◆ OBJECTIVE: Copy out every line of the records below word for word, keeping each line unchanged.

◆ SUPPLIED INFORMATION:
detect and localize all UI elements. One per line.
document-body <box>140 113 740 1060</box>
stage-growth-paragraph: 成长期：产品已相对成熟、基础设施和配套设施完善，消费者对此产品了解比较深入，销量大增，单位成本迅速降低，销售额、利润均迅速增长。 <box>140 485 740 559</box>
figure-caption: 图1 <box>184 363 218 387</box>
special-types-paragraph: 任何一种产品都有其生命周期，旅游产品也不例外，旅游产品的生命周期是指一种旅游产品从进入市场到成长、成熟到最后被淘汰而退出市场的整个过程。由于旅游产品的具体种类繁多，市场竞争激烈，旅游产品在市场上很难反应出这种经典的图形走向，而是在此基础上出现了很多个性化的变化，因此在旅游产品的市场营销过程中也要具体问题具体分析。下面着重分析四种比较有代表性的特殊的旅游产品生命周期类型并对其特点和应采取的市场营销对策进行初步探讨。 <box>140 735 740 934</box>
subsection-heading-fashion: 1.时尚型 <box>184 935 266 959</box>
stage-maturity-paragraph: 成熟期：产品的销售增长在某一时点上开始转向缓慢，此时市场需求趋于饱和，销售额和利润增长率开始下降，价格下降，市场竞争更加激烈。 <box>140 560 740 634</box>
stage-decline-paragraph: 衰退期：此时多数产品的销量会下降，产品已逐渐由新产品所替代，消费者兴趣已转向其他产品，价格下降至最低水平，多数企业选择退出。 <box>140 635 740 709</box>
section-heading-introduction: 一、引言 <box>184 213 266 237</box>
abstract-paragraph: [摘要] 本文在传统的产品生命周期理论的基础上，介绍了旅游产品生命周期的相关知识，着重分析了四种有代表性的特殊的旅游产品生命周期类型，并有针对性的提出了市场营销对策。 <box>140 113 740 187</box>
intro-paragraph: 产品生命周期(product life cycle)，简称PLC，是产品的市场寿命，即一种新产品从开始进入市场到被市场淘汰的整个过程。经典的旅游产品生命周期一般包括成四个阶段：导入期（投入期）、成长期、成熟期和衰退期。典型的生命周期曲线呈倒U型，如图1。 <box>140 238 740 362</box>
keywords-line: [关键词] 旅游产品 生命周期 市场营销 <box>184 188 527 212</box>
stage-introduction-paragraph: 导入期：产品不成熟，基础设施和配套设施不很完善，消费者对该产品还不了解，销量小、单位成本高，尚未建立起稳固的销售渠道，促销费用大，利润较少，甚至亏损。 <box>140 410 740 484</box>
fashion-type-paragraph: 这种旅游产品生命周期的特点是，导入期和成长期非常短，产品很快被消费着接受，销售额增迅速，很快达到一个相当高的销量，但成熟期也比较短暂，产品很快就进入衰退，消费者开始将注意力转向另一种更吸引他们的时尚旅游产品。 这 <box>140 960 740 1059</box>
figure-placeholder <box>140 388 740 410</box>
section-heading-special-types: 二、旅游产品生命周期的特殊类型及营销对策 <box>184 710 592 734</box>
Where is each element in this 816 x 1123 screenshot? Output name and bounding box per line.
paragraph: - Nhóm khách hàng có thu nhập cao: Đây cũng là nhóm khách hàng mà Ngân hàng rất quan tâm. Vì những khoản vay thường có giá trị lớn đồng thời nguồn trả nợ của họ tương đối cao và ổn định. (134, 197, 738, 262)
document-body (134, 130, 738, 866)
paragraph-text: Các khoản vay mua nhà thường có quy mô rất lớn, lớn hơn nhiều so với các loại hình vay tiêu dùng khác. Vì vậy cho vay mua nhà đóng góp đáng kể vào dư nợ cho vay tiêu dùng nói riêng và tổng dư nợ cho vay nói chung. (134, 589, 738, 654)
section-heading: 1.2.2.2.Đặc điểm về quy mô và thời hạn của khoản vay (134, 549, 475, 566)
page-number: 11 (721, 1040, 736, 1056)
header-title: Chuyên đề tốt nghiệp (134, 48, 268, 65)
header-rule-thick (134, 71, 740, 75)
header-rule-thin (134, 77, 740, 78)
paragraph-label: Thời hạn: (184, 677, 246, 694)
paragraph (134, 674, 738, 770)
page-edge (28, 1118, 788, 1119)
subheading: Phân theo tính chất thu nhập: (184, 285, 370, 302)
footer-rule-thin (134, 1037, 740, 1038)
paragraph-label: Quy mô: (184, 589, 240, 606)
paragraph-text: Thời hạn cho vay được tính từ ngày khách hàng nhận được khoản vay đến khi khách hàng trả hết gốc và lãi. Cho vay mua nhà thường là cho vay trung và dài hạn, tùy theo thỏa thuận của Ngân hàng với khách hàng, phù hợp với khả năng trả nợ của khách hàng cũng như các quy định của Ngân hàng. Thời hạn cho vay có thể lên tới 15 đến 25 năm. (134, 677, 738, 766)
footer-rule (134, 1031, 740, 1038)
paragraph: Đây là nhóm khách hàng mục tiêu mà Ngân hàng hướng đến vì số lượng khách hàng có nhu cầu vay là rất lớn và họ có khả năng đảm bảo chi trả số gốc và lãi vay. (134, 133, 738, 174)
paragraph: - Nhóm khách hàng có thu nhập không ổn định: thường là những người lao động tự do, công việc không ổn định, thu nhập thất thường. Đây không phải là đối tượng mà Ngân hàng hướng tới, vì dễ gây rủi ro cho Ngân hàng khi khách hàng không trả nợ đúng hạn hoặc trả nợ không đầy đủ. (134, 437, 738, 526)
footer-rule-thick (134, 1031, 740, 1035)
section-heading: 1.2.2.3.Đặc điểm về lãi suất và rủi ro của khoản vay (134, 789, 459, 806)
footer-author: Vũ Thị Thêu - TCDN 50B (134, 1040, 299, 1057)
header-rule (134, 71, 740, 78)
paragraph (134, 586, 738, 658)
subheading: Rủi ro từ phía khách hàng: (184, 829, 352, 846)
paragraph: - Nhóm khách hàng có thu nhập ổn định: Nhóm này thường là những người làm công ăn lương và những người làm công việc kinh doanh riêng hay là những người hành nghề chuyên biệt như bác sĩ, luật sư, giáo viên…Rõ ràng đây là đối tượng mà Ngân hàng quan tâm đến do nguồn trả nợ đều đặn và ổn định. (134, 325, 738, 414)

◆ TASK RESPONSE:
detect and localize all UI elements. One per line.
document-body <box>140 113 740 1060</box>
stage-growth-paragraph: 成长期：产品已相对成熟、基础设施和配套设施完善，消费者对此产品了解比较深入，销量大增，单位成本迅速降低，销售额、利润均迅速增长。 <box>140 485 740 559</box>
figure-caption: 图1 <box>184 363 218 387</box>
special-types-paragraph: 任何一种产品都有其生命周期，旅游产品也不例外，旅游产品的生命周期是指一种旅游产品从进入市场到成长、成熟到最后被淘汰而退出市场的整个过程。由于旅游产品的具体种类繁多，市场竞争激烈，旅游产品在市场上很难反应出这种经典的图形走向，而是在此基础上出现了很多个性化的变化，因此在旅游产品的市场营销过程中也要具体问题具体分析。下面着重分析四种比较有代表性的特殊的旅游产品生命周期类型并对其特点和应采取的市场营销对策进行初步探讨。 <box>140 735 740 934</box>
subsection-heading-fashion: 1.时尚型 <box>184 935 266 959</box>
stage-maturity-paragraph: 成熟期：产品的销售增长在某一时点上开始转向缓慢，此时市场需求趋于饱和，销售额和利润增长率开始下降，价格下降，市场竞争更加激烈。 <box>140 560 740 634</box>
stage-decline-paragraph: 衰退期：此时多数产品的销量会下降，产品已逐渐由新产品所替代，消费者兴趣已转向其他产品，价格下降至最低水平，多数企业选择退出。 <box>140 635 740 709</box>
section-heading-introduction: 一、引言 <box>184 213 266 237</box>
abstract-paragraph: [摘要] 本文在传统的产品生命周期理论的基础上，介绍了旅游产品生命周期的相关知识，着重分析了四种有代表性的特殊的旅游产品生命周期类型，并有针对性的提出了市场营销对策。 <box>140 113 740 187</box>
intro-paragraph: 产品生命周期(product life cycle)，简称PLC，是产品的市场寿命，即一种新产品从开始进入市场到被市场淘汰的整个过程。经典的旅游产品生命周期一般包括成四个阶段：导入期（投入期）、成长期、成熟期和衰退期。典型的生命周期曲线呈倒U型，如图1。 <box>140 238 740 362</box>
keywords-line: [关键词] 旅游产品 生命周期 市场营销 <box>184 188 527 212</box>
stage-introduction-paragraph: 导入期：产品不成熟，基础设施和配套设施不很完善，消费者对该产品还不了解，销量小、单位成本高，尚未建立起稳固的销售渠道，促销费用大，利润较少，甚至亏损。 <box>140 410 740 484</box>
fashion-type-paragraph: 这种旅游产品生命周期的特点是，导入期和成长期非常短，产品很快被消费着接受，销售额增迅速，很快达到一个相当高的销量，但成熟期也比较短暂，产品很快就进入衰退，消费者开始将注意力转向另一种更吸引他们的时尚旅游产品。 这 <box>140 960 740 1059</box>
figure-placeholder <box>140 388 740 410</box>
section-heading-special-types: 二、旅游产品生命周期的特殊类型及营销对策 <box>184 710 592 734</box>
Where is each element in this 816 x 1123 screenshot? Output name and bounding box per line.
paragraph: - Nhóm khách hàng có thu nhập cao: Đây cũng là nhóm khách hàng mà Ngân hàng rất quan tâm. Vì những khoản vay thường có giá trị lớn đồng thời nguồn trả nợ của họ tương đối cao và ổn định. (134, 197, 738, 262)
document-body (134, 130, 738, 866)
paragraph-text: Các khoản vay mua nhà thường có quy mô rất lớn, lớn hơn nhiều so với các loại hình vay tiêu dùng khác. Vì vậy cho vay mua nhà đóng góp đáng kể vào dư nợ cho vay tiêu dùng nói riêng và tổng dư nợ cho vay nói chung. (134, 589, 738, 654)
section-heading: 1.2.2.2.Đặc điểm về quy mô và thời hạn của khoản vay (134, 549, 475, 566)
page-number: 11 (721, 1040, 736, 1056)
header-title: Chuyên đề tốt nghiệp (134, 48, 268, 65)
header-rule-thick (134, 71, 740, 75)
header-rule-thin (134, 77, 740, 78)
paragraph-label: Thời hạn: (184, 677, 246, 694)
paragraph (134, 674, 738, 770)
page-edge (28, 1118, 788, 1119)
subheading: Phân theo tính chất thu nhập: (184, 285, 370, 302)
footer-rule-thin (134, 1037, 740, 1038)
paragraph-label: Quy mô: (184, 589, 240, 606)
paragraph-text: Thời hạn cho vay được tính từ ngày khách hàng nhận được khoản vay đến khi khách hàng trả hết gốc và lãi. Cho vay mua nhà thường là cho vay trung và dài hạn, tùy theo thỏa thuận của Ngân hàng với khách hàng, phù hợp với khả năng trả nợ của khách hàng cũng như các quy định của Ngân hàng. Thời hạn cho vay có thể lên tới 15 đến 25 năm. (134, 677, 738, 766)
footer-rule (134, 1031, 740, 1038)
paragraph: Đây là nhóm khách hàng mục tiêu mà Ngân hàng hướng đến vì số lượng khách hàng có nhu cầu vay là rất lớn và họ có khả năng đảm bảo chi trả số gốc và lãi vay. (134, 133, 738, 174)
paragraph: - Nhóm khách hàng có thu nhập không ổn định: thường là những người lao động tự do, công việc không ổn định, thu nhập thất thường. Đây không phải là đối tượng mà Ngân hàng hướng tới, vì dễ gây rủi ro cho Ngân hàng khi khách hàng không trả nợ đúng hạn hoặc trả nợ không đầy đủ. (134, 437, 738, 526)
footer-rule-thick (134, 1031, 740, 1035)
section-heading: 1.2.2.3.Đặc điểm về lãi suất và rủi ro của khoản vay (134, 789, 459, 806)
footer-author: Vũ Thị Thêu - TCDN 50B (134, 1040, 299, 1057)
header-rule (134, 71, 740, 78)
paragraph (134, 586, 738, 658)
subheading: Rủi ro từ phía khách hàng: (184, 829, 352, 846)
paragraph: - Nhóm khách hàng có thu nhập ổn định: Nhóm này thường là những người làm công ăn lương và những người làm công việc kinh doanh riêng hay là những người hành nghề chuyên biệt như bác sĩ, luật sư, giáo viên…Rõ ràng đây là đối tượng mà Ngân hàng quan tâm đến do nguồn trả nợ đều đặn và ổn định. (134, 325, 738, 414)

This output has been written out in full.